**** Records to use

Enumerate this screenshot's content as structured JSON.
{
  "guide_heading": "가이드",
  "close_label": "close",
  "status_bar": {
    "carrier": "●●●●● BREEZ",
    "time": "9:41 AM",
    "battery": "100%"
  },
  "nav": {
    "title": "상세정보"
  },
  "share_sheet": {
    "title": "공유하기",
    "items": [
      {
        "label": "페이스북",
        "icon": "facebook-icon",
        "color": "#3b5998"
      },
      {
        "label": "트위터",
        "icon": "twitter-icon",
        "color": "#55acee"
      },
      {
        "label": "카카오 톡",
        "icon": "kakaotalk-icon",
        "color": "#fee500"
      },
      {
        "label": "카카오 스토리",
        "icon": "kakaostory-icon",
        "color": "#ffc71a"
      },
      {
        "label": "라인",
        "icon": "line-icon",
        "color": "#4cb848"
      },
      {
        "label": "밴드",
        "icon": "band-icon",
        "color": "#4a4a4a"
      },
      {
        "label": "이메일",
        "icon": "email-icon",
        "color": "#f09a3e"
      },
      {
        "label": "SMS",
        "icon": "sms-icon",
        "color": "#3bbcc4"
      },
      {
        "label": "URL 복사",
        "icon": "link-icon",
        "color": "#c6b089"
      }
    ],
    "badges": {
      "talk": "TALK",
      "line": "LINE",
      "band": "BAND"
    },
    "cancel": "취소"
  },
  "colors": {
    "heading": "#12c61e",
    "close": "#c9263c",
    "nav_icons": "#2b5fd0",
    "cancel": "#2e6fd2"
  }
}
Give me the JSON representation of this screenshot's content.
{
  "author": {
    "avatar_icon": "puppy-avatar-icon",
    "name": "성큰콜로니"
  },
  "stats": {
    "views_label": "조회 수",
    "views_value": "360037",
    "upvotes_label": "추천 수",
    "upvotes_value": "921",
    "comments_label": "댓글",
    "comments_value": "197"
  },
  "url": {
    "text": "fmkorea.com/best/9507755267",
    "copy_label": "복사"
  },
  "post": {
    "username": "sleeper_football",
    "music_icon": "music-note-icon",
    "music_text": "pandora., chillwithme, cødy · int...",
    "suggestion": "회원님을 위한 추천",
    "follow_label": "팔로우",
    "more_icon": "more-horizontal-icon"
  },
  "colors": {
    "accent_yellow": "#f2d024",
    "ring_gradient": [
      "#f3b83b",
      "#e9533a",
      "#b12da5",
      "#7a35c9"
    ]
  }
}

********

- **What is expected**: Return all of the entries exactly as written.

- **Task output**:
Enumerate this screenshot's content as structured JSON.
{
  "guide_heading": "가이드",
  "close_label": "close",
  "status_bar": {
    "carrier": "●●●●● BREEZ",
    "time": "9:41 AM",
    "battery": "100%"
  },
  "nav": {
    "title": "상세정보"
  },
  "share_sheet": {
    "title": "공유하기",
    "items": [
      {
        "label": "페이스북",
        "icon": "facebook-icon",
        "color": "#3b5998"
      },
      {
        "label": "트위터",
        "icon": "twitter-icon",
        "color": "#55acee"
      },
      {
        "label": "카카오 톡",
        "icon": "kakaotalk-icon",
        "color": "#fee500"
      },
      {
        "label": "카카오 스토리",
        "icon": "kakaostory-icon",
        "color": "#ffc71a"
      },
      {
        "label": "라인",
        "icon": "line-icon",
        "color": "#4cb848"
      },
      {
        "label": "밴드",
        "icon": "band-icon",
        "color": "#4a4a4a"
      },
      {
        "label": "이메일",
        "icon": "email-icon",
        "color": "#f09a3e"
      },
      {
        "label": "SMS",
        "icon": "sms-icon",
        "color": "#3bbcc4"
      },
      {
        "label": "URL 복사",
        "icon": "link-icon",
        "color": "#c6b089"
      }
    ],
    "badges": {
      "talk": "TALK",
      "line": "LINE",
      "band": "BAND"
    },
    "cancel": "취소"
  },
  "colors": {
    "heading": "#12c61e",
    "close": "#c9263c",
    "nav_icons": "#2b5fd0",
    "cancel": "#2e6fd2"
  }
}
Give me the JSON representation of this screenshot's content.
{
  "author": {
    "avatar_icon": "puppy-avatar-icon",
    "name": "성큰콜로니"
  },
  "stats": {
    "views_label": "조회 수",
    "views_value": "360037",
    "upvotes_label": "추천 수",
    "upvotes_value": "921",
    "comments_label": "댓글",
    "comments_value": "197"
  },
  "url": {
    "text": "fmkorea.com/best/9507755267",
    "copy_label": "복사"
  },
  "post": {
    "username": "sleeper_football",
    "music_icon": "music-note-icon",
    "music_text": "pandora., chillwithme, cødy · int...",
    "suggestion": "회원님을 위한 추천",
    "follow_label": "팔로우",
    "more_icon": "more-horizontal-icon"
  },
  "colors": {
    "accent_yellow": "#f2d024",
    "ring_gradient": [
      "#f3b83b",
      "#e9533a",
      "#b12da5",
      "#7a35c9"
    ]
  }
}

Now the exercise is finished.